WORK REQUIRED
Output an exact reproduction of the data.

Rows from a figure dataset
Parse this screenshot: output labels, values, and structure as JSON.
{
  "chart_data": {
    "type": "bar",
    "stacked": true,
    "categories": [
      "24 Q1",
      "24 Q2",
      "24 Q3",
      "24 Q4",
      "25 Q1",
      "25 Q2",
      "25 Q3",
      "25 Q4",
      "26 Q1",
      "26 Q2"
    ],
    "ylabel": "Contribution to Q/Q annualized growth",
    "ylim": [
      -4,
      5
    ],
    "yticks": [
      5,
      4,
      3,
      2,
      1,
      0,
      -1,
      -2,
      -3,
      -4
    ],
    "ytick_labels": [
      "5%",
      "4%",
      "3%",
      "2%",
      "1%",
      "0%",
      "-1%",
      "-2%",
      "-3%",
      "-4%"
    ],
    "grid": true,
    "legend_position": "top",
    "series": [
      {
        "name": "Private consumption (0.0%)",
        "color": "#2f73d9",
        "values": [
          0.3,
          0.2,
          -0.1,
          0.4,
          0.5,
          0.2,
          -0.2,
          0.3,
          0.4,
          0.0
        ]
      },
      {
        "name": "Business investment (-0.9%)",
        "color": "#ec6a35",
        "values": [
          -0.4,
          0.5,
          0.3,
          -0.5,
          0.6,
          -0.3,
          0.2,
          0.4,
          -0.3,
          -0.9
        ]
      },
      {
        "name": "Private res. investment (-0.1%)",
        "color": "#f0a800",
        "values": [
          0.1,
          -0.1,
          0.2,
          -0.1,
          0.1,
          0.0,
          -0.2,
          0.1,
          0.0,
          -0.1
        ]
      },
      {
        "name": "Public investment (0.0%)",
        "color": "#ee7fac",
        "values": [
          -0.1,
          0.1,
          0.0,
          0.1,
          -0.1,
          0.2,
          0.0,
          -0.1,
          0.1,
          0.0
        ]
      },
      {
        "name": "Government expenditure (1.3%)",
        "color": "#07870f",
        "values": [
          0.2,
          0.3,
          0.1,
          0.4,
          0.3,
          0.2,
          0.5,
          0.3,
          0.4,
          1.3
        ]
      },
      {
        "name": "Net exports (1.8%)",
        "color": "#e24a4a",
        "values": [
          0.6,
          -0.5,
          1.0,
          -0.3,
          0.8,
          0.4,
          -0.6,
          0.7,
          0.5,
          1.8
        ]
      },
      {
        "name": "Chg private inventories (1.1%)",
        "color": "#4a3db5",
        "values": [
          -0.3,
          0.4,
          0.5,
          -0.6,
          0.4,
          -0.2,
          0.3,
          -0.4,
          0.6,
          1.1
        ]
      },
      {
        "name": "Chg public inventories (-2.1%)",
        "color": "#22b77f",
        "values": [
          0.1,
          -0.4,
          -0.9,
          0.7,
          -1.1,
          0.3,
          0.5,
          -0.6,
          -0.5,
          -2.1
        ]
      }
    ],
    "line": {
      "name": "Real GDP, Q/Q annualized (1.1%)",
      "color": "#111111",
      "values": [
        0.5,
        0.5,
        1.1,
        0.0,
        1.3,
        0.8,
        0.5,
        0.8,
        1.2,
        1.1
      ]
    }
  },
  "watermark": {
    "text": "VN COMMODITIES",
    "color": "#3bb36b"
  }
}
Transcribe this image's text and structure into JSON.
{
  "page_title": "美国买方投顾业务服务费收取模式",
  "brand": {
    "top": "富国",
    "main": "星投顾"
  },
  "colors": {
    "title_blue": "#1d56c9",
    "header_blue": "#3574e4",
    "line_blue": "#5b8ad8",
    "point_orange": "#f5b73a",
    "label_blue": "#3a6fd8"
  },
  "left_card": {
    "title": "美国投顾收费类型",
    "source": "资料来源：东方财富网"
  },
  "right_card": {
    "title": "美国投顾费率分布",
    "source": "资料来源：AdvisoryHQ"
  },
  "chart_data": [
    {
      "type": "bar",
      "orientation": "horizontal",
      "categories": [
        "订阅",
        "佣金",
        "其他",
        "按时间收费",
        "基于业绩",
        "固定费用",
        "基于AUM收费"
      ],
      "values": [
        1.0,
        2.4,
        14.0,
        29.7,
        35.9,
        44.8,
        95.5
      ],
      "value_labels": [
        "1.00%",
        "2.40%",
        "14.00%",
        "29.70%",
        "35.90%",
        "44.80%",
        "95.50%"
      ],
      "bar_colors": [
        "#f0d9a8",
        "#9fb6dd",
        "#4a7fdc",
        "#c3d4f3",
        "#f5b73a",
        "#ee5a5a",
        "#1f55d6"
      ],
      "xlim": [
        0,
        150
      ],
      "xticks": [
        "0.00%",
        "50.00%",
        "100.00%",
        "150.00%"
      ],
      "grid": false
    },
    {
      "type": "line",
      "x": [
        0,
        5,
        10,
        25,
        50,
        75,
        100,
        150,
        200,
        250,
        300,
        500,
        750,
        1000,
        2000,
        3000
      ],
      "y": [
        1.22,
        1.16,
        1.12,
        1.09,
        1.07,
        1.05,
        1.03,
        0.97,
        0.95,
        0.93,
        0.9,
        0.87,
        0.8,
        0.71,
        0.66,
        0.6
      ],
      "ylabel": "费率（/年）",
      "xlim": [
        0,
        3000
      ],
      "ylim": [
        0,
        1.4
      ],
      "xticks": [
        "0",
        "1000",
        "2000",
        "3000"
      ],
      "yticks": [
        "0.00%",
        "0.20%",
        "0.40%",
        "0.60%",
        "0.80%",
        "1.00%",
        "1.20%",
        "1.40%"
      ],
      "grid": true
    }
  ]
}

SOLUTION
Parse this screenshot: output labels, values, and structure as JSON.
{
  "chart_data": {
    "type": "bar",
    "stacked": true,
    "categories": [
      "24 Q1",
      "24 Q2",
      "24 Q3",
      "24 Q4",
      "25 Q1",
      "25 Q2",
      "25 Q3",
      "25 Q4",
      "26 Q1",
      "26 Q2"
    ],
    "ylabel": "Contribution to Q/Q annualized growth",
    "ylim": [
      -4,
      5
    ],
    "yticks": [
      5,
      4,
      3,
      2,
      1,
      0,
      -1,
      -2,
      -3,
      -4
    ],
    "ytick_labels": [
      "5%",
      "4%",
      "3%",
      "2%",
      "1%",
      "0%",
      "-1%",
      "-2%",
      "-3%",
      "-4%"
    ],
    "grid": true,
    "legend_position": "top",
    "series": [
      {
        "name": "Private consumption (0.0%)",
        "color": "#2f73d9",
        "values": [
          0.3,
          0.2,
          -0.1,
          0.4,
          0.5,
          0.2,
          -0.2,
          0.3,
          0.4,
          0.0
        ]
      },
      {
        "name": "Business investment (-0.9%)",
        "color": "#ec6a35",
        "values": [
          -0.4,
          0.5,
          0.3,
          -0.5,
          0.6,
          -0.3,
          0.2,
          0.4,
          -0.3,
          -0.9
        ]
      },
      {
        "name": "Private res. investment (-0.1%)",
        "color": "#f0a800",
        "values": [
          0.1,
          -0.1,
          0.2,
          -0.1,
          0.1,
          0.0,
          -0.2,
          0.1,
          0.0,
          -0.1
        ]
      },
      {
        "name": "Public investment (0.0%)",
        "color": "#ee7fac",
        "values": [
          -0.1,
          0.1,
          0.0,
          0.1,
          -0.1,
          0.2,
          0.0,
          -0.1,
          0.1,
          0.0
        ]
      },
      {
        "name": "Government expenditure (1.3%)",
        "color": "#07870f",
        "values": [
          0.2,
          0.3,
          0.1,
          0.4,
          0.3,
          0.2,
          0.5,
          0.3,
          0.4,
          1.3
        ]
      },
      {
        "name": "Net exports (1.8%)",
        "color": "#e24a4a",
        "values": [
          0.6,
          -0.5,
          1.0,
          -0.3,
          0.8,
          0.4,
          -0.6,
          0.7,
          0.5,
          1.8
        ]
      },
      {
        "name": "Chg private inventories (1.1%)",
        "color": "#4a3db5",
        "values": [
          -0.3,
          0.4,
          0.5,
          -0.6,
          0.4,
          -0.2,
          0.3,
          -0.4,
          0.6,
          1.1
        ]
      },
      {
        "name": "Chg public inventories (-2.1%)",
        "color": "#22b77f",
        "values": [
          0.1,
          -0.4,
          -0.9,
          0.7,
          -1.1,
          0.3,
          0.5,
          -0.6,
          -0.5,
          -2.1
        ]
      }
    ],
    "line": {
      "name": "Real GDP, Q/Q annualized (1.1%)",
      "color": "#111111",
      "values": [
        0.5,
        0.5,
        1.1,
        0.0,
        1.3,
        0.8,
        0.5,
        0.8,
        1.2,
        1.1
      ]
    }
  },
  "watermark": {
    "text": "VN COMMODITIES",
    "color": "#3bb36b"
  }
}
Transcribe this image's text and structure into JSON.
{
  "page_title": "美国买方投顾业务服务费收取模式",
  "brand": {
    "top": "富国",
    "main": "星投顾"
  },
  "colors": {
    "title_blue": "#1d56c9",
    "header_blue": "#3574e4",
    "line_blue": "#5b8ad8",
    "point_orange": "#f5b73a",
    "label_blue": "#3a6fd8"
  },
  "left_card": {
    "title": "美国投顾收费类型",
    "source": "资料来源：东方财富网"
  },
  "right_card": {
    "title": "美国投顾费率分布",
    "source": "资料来源：AdvisoryHQ"
  },
  "chart_data": [
    {
      "type": "bar",
      "orientation": "horizontal",
      "categories": [
        "订阅",
        "佣金",
        "其他",
        "按时间收费",
        "基于业绩",
        "固定费用",
        "基于AUM收费"
      ],
      "values": [
        1.0,
        2.4,
        14.0,
        29.7,
        35.9,
        44.8,
        95.5
      ],
      "value_labels": [
        "1.00%",
        "2.40%",
        "14.00%",
        "29.70%",
        "35.90%",
        "44.80%",
        "95.50%"
      ],
      "bar_colors": [
        "#f0d9a8",
        "#9fb6dd",
        "#4a7fdc",
        "#c3d4f3",
        "#f5b73a",
        "#ee5a5a",
        "#1f55d6"
      ],
      "xlim": [
        0,
        150
      ],
      "xticks": [
        "0.00%",
        "50.00%",
        "100.00%",
        "150.00%"
      ],
      "grid": false
    },
    {
      "type": "line",
      "x": [
        0,
        5,
        10,
        25,
        50,
        75,
        100,
        150,
        200,
        250,
        300,
        500,
        750,
        1000,
        2000,
        3000
      ],
      "y": [
        1.22,
        1.16,
        1.12,
        1.09,
        1.07,
        1.05,
        1.03,
        0.97,
        0.95,
        0.93,
        0.9,
        0.87,
        0.8,
        0.71,
        0.66,
        0.6
      ],
      "ylabel": "费率（/年）",
      "xlim": [
        0,
        3000
      ],
      "ylim": [
        0,
        1.4
      ],
      "xticks": [
        "0",
        "1000",
        "2000",
        "3000"
      ],
      "yticks": [
        "0.00%",
        "0.20%",
        "0.40%",
        "0.60%",
        "0.80%",
        "1.00%",
        "1.20%",
        "1.40%"
      ],
      "grid": true
    }
  ]
}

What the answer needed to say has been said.